*** Data extract
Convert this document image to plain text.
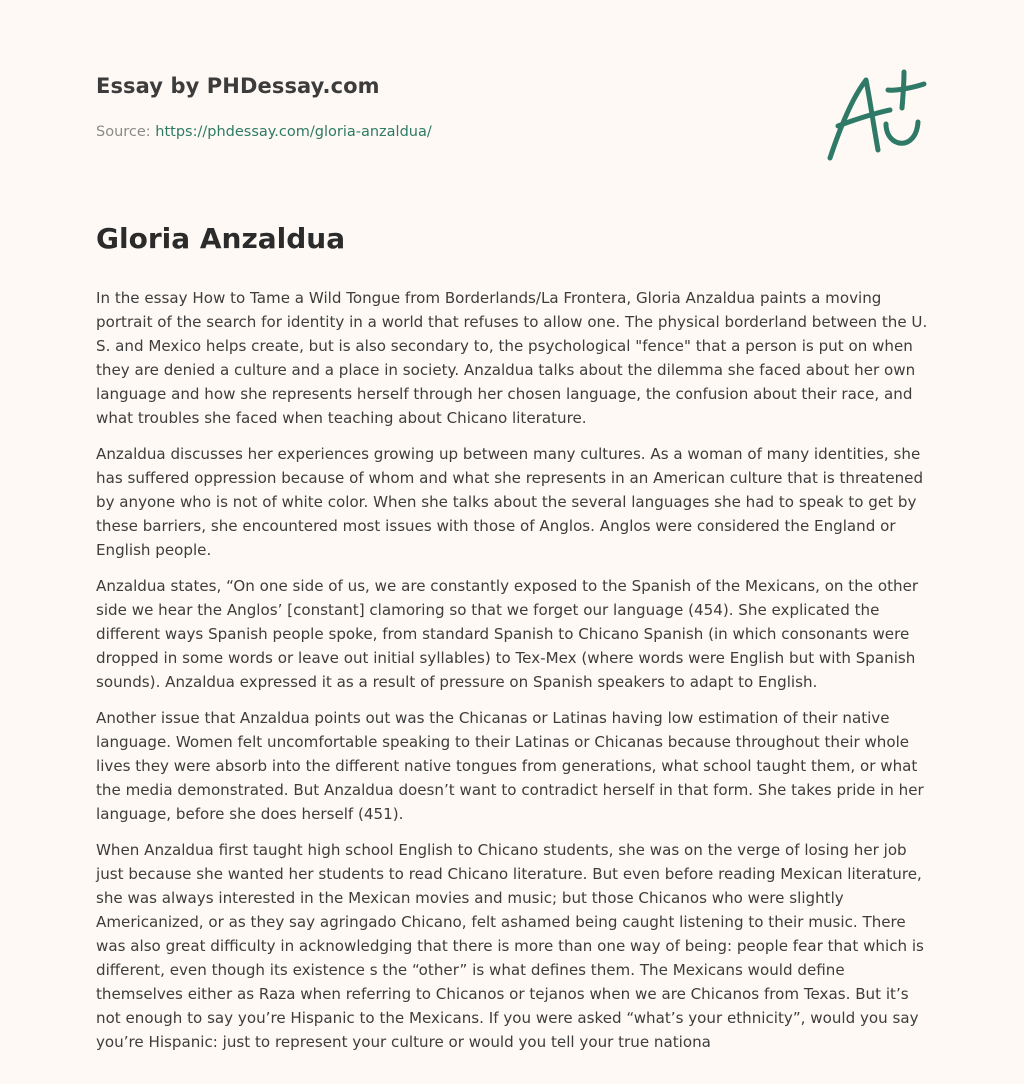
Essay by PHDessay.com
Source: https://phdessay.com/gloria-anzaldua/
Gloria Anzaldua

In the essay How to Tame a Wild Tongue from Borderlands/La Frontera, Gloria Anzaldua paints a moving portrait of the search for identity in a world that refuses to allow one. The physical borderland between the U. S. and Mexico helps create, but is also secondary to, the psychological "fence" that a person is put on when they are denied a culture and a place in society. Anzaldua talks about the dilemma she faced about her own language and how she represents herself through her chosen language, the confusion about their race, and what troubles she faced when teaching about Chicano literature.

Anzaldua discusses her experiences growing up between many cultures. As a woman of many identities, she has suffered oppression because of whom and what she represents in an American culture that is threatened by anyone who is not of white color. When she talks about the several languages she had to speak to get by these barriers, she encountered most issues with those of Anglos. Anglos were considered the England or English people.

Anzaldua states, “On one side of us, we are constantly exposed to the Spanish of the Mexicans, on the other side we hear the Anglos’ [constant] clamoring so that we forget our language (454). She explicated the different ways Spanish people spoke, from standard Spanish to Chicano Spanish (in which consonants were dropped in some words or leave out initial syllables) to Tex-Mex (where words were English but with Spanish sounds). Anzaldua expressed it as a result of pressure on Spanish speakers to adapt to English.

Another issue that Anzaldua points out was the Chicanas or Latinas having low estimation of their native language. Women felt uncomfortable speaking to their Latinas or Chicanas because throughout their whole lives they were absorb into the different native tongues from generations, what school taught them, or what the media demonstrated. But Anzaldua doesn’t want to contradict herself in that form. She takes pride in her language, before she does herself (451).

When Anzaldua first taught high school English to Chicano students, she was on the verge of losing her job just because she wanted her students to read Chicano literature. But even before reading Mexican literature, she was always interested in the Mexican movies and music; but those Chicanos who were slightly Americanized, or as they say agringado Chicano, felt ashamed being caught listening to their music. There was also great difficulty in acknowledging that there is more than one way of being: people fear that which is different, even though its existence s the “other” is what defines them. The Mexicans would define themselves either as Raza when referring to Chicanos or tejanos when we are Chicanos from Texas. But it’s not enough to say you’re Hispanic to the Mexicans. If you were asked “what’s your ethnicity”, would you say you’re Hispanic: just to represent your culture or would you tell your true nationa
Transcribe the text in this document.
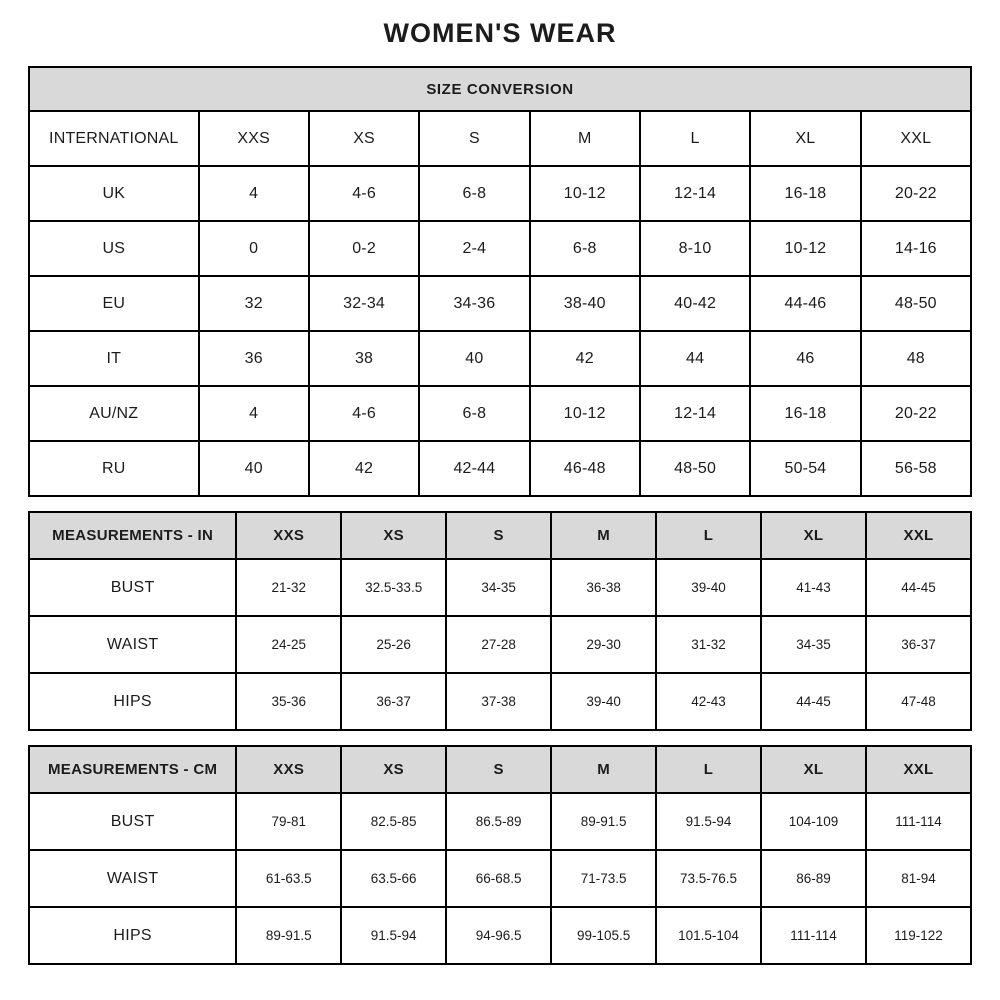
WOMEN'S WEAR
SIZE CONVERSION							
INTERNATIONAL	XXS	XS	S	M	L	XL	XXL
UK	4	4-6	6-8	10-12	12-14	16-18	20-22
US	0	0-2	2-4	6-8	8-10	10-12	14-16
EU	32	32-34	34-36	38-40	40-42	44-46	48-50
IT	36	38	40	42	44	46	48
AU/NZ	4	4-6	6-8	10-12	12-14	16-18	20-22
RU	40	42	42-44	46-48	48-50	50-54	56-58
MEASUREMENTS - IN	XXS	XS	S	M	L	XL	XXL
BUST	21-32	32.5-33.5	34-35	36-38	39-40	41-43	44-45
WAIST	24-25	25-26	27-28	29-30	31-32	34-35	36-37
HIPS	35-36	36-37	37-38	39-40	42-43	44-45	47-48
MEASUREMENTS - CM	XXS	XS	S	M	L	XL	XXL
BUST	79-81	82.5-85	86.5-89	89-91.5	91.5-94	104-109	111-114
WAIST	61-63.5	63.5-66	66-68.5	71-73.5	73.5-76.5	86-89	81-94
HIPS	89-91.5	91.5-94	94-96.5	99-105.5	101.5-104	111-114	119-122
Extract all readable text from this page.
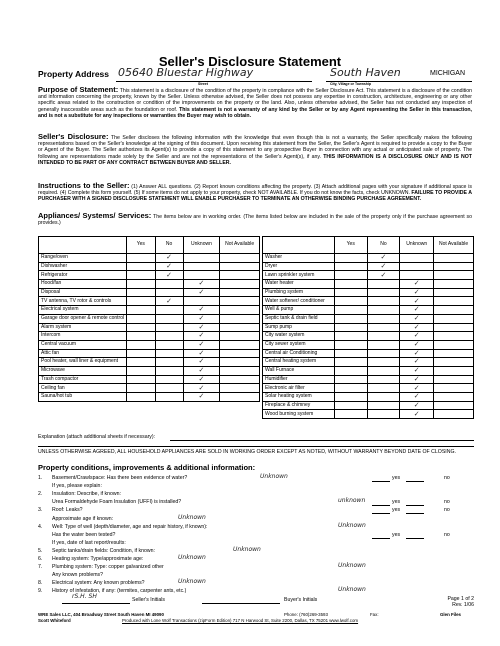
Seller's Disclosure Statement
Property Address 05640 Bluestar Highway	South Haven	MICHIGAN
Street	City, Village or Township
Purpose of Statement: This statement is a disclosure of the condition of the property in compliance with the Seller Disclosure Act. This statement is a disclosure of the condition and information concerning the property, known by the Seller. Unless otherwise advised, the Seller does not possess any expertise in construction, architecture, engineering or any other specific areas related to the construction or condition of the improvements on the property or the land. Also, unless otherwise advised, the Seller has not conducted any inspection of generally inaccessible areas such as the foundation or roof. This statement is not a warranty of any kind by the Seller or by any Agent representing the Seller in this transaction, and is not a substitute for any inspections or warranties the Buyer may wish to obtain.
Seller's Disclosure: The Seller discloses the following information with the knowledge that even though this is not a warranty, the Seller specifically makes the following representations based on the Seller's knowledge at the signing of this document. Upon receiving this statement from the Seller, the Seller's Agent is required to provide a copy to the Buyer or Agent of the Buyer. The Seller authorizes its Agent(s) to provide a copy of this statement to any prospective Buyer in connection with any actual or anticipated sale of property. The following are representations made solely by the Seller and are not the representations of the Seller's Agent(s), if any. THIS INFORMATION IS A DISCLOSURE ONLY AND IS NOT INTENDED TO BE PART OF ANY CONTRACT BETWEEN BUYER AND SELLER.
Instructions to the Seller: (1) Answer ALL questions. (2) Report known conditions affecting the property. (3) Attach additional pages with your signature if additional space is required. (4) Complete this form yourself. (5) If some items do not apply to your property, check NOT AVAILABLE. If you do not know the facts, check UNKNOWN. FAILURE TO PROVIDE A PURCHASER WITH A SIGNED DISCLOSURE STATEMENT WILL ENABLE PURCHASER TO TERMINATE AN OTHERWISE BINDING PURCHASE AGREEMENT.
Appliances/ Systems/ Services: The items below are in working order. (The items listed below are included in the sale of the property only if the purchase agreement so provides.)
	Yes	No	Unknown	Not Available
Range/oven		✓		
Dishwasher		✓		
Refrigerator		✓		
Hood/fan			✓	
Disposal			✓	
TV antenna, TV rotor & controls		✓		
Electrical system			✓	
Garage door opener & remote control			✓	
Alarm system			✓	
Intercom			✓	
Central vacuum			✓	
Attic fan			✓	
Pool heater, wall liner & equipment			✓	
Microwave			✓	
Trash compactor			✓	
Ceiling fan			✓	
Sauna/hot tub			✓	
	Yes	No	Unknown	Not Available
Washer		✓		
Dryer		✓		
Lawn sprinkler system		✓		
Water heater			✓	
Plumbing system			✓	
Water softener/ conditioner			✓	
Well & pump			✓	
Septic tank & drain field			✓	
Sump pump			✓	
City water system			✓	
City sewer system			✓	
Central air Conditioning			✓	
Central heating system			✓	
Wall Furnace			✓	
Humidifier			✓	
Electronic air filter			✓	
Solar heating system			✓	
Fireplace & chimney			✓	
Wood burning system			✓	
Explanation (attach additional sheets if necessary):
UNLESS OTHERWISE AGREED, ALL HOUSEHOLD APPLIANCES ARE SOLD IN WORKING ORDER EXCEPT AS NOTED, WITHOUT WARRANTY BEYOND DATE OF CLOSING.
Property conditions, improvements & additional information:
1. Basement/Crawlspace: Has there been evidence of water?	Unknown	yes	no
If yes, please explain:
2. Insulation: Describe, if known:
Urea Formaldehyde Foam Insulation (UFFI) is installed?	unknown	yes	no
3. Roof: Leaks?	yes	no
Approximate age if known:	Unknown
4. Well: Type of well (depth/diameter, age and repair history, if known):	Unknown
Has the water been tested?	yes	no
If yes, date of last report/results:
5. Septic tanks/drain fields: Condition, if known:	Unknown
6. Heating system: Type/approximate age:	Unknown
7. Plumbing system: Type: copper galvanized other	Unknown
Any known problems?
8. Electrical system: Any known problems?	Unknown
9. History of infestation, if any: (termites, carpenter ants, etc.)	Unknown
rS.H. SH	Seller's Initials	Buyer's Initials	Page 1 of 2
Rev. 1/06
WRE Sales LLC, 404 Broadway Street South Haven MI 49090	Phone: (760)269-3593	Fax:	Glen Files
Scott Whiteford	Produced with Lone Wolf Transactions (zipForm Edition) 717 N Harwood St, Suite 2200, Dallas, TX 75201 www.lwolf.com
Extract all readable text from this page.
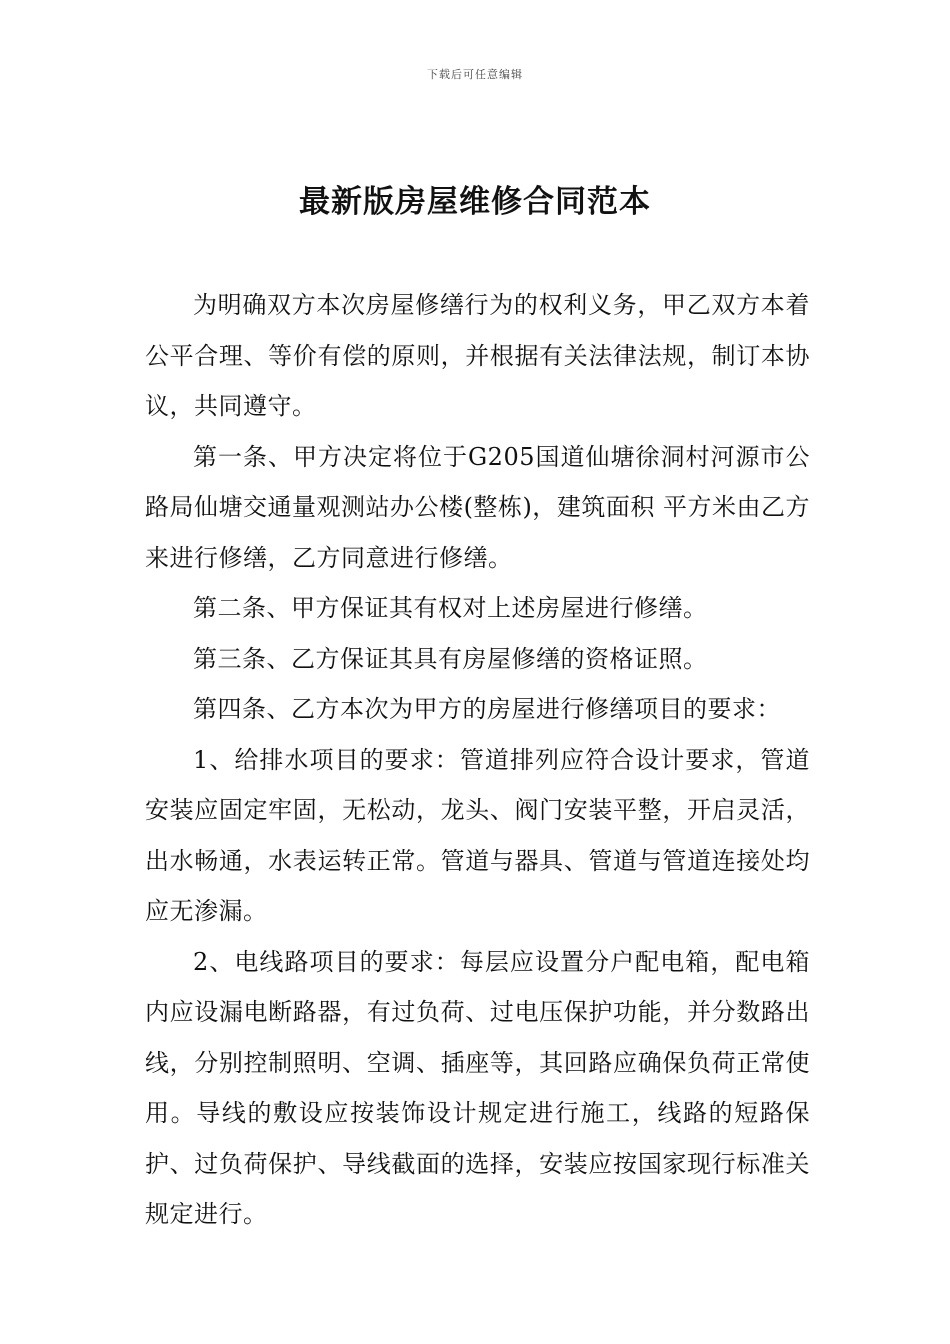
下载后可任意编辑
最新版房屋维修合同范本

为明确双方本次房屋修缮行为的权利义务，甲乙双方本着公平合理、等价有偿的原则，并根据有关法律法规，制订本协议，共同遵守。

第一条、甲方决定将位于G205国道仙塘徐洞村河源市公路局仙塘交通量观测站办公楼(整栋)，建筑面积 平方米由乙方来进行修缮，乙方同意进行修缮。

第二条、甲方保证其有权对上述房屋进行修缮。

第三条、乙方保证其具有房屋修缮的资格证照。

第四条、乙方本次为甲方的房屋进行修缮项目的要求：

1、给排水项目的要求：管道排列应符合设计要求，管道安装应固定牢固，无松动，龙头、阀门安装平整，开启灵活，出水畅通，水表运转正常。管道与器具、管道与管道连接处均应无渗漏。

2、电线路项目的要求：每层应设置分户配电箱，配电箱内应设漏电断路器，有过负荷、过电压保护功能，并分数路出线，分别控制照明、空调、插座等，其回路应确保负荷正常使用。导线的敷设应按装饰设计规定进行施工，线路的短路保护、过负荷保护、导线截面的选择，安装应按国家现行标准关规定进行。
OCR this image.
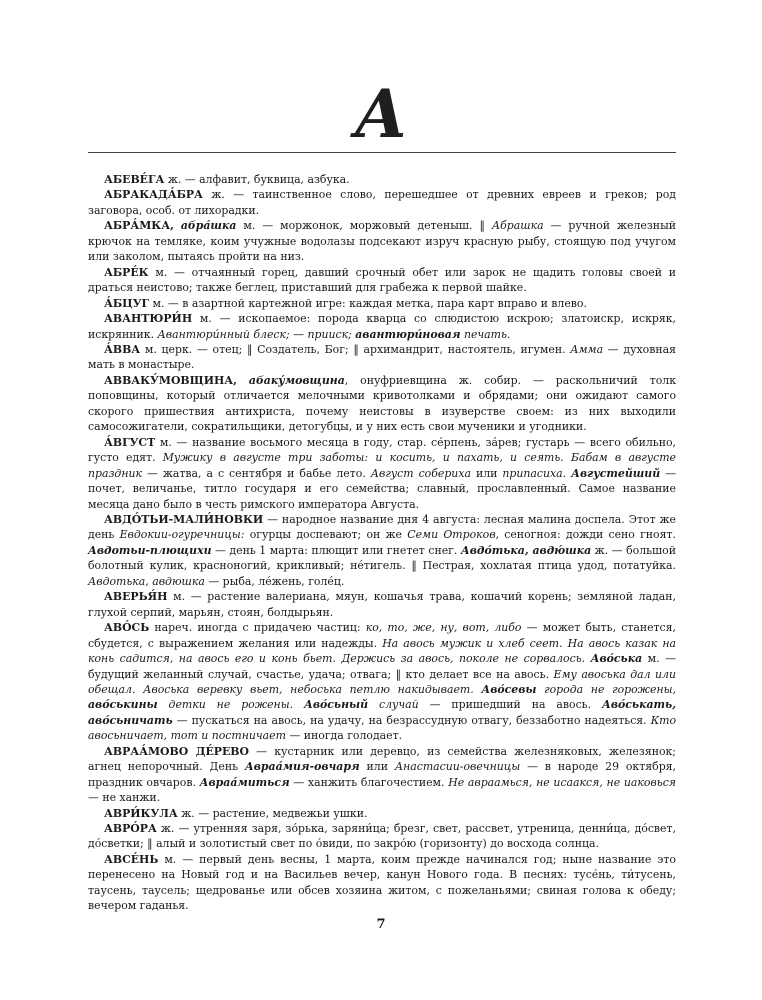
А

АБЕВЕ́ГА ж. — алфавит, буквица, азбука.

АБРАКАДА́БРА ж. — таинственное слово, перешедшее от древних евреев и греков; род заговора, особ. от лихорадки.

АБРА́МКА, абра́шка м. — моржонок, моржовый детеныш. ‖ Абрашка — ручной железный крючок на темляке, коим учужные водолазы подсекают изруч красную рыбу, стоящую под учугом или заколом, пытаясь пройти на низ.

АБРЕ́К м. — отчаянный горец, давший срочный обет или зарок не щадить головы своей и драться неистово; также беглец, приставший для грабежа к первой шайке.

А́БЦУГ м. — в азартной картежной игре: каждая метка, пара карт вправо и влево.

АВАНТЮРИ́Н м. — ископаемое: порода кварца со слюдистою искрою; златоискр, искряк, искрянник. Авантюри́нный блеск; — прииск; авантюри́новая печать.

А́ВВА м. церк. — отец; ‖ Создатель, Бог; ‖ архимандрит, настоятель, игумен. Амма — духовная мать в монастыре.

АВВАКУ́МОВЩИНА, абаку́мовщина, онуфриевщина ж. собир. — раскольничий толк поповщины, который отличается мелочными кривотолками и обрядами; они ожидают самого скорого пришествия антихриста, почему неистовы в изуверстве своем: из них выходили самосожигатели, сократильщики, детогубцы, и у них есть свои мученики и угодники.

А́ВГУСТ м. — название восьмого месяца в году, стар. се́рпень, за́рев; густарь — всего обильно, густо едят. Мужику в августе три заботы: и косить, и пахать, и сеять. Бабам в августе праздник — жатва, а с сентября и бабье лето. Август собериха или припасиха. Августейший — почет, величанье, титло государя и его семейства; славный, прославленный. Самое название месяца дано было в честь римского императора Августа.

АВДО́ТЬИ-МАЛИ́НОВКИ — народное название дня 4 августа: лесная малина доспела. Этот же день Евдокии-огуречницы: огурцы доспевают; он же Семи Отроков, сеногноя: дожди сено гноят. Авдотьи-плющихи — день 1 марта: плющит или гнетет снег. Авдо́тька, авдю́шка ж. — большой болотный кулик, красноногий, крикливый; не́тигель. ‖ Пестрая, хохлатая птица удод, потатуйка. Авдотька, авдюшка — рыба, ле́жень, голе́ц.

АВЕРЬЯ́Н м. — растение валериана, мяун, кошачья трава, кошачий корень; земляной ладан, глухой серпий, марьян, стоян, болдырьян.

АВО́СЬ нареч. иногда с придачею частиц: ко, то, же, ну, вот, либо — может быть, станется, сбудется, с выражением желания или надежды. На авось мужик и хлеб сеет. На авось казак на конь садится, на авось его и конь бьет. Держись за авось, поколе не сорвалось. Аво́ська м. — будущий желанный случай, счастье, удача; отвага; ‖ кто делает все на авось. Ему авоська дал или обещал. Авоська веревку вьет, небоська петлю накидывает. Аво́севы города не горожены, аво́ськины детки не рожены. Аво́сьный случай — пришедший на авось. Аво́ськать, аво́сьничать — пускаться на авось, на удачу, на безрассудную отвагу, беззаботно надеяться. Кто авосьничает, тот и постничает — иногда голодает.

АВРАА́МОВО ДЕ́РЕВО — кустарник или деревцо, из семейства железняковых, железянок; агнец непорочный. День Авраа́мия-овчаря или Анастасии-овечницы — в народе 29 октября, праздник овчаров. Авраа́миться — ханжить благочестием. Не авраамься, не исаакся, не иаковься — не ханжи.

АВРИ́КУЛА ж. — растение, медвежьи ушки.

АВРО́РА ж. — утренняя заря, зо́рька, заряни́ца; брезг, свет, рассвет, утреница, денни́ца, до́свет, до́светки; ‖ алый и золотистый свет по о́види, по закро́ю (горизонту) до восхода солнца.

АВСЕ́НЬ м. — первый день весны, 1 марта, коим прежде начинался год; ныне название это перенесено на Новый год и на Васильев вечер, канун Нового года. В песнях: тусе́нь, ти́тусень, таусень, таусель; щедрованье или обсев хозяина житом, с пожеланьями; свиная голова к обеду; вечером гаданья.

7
******
Find and copy each line above that includes the string "heater".

- [Reply to the exercise]:
Pool heater, wall liner & equipment			✓	
Water heater			✓	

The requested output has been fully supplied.